TASK OBJECTIVE: Pick out the lines below that contain the string "validated" and copy them all.

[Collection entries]
·····

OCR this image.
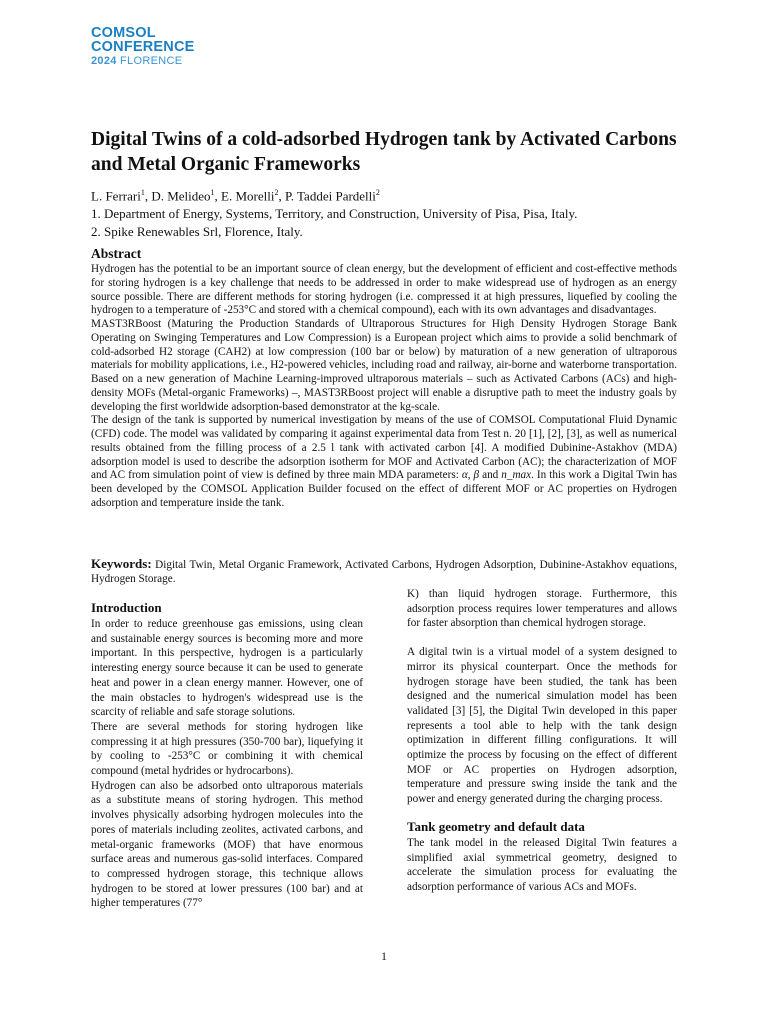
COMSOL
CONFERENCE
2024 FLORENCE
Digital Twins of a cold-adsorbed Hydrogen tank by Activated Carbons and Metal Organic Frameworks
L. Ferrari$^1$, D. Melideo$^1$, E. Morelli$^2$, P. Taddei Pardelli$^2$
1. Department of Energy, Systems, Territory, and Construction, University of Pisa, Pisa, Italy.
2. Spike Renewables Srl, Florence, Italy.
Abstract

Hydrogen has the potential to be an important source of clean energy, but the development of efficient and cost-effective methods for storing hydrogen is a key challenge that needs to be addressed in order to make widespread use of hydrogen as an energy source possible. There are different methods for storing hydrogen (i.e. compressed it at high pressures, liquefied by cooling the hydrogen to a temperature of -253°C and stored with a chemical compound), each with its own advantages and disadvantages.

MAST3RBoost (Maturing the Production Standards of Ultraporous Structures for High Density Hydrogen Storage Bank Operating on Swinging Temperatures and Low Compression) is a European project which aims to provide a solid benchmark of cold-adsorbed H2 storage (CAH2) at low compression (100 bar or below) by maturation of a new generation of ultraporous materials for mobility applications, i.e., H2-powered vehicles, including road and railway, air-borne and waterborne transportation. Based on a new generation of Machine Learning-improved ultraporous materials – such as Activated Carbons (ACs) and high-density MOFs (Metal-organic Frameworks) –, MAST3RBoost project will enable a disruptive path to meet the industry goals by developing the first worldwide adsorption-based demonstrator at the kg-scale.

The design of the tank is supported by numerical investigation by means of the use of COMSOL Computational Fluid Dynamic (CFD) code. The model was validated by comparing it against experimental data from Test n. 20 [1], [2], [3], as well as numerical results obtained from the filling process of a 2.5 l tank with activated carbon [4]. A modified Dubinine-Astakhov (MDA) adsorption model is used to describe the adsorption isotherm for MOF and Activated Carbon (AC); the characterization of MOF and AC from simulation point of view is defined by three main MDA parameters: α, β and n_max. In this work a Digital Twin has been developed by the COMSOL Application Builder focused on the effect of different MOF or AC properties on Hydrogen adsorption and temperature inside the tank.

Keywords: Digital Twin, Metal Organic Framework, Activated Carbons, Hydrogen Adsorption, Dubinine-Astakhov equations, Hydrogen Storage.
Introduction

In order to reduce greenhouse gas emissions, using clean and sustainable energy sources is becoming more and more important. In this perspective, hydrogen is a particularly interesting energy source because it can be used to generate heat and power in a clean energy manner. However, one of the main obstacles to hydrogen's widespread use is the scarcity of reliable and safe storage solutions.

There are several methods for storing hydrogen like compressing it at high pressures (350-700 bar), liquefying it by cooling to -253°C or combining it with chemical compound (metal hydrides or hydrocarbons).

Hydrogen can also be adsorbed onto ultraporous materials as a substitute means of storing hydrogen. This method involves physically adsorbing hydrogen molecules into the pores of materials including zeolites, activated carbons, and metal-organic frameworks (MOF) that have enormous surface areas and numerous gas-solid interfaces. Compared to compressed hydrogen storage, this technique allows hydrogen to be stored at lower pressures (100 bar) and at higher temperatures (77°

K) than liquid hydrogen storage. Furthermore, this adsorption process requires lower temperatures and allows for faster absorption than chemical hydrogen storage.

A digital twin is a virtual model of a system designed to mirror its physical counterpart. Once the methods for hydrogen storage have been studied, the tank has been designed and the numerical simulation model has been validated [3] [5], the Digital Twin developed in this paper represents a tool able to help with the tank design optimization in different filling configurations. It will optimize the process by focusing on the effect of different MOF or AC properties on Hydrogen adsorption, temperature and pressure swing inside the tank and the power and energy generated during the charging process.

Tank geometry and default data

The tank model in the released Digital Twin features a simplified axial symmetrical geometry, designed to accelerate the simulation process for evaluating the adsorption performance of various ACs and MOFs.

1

·····

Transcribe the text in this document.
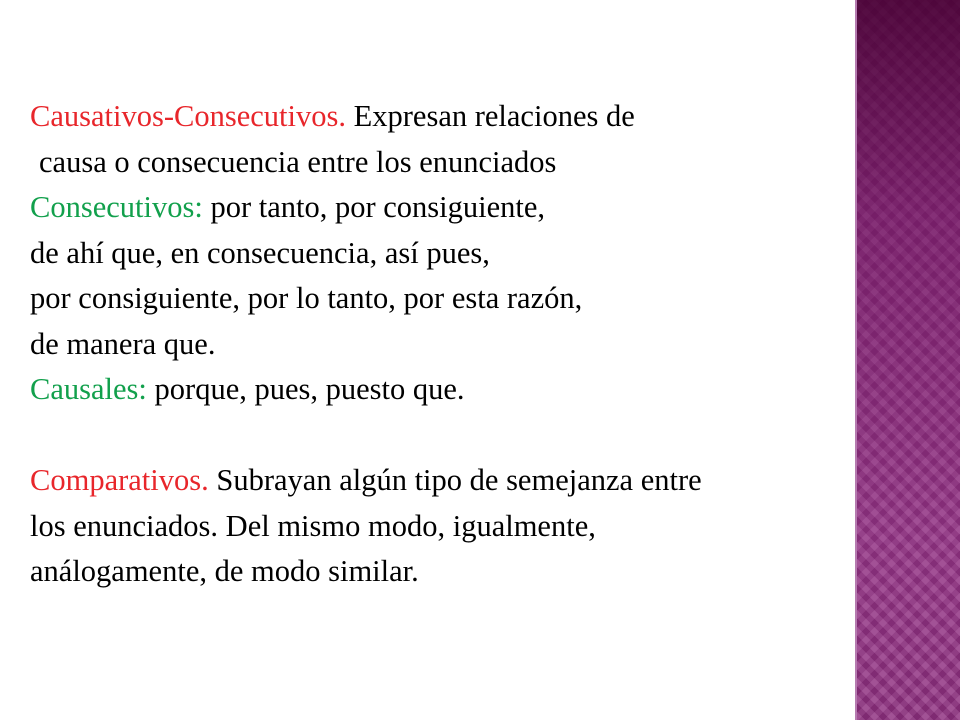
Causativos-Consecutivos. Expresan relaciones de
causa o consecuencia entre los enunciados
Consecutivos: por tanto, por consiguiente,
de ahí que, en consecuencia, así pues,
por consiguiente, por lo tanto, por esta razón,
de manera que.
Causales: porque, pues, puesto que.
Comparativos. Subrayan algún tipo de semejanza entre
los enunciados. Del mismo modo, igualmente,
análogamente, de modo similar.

·····

COMPLETE OUTPUT:
The design of the tank is supported by numerical investigation by means of the use of COMSOL Computational Fluid Dynamic (CFD) code. The model was validated by comparing it against experimental data from Test n. 20 [1], [2], [3], as well as numerical results obtained from the filling process of a 2.5 l tank with activated carbon [4]. A modified Dubinine-Astakhov (MDA) adsorption model is used to describe the adsorption isotherm for MOF and Activated Carbon (AC); the characterization of MOF and AC from simulation point of view is defined by three main MDA parameters: α, β and n_max. In this work a Digital Twin has been developed by the COMSOL Application Builder focused on the effect of different MOF or AC properties on Hydrogen adsorption and temperature inside the tank.
A digital twin is a virtual model of a system designed to mirror its physical counterpart. Once the methods for hydrogen storage have been studied, the tank has been designed and the numerical simulation model has been validated [3] [5], the Digital Twin developed in this paper represents a tool able to help with the tank design optimization in different filling configurations. It will optimize the process by focusing on the effect of different MOF or AC properties on Hydrogen adsorption, temperature and pressure swing inside the tank and the power and energy generated during the charging process.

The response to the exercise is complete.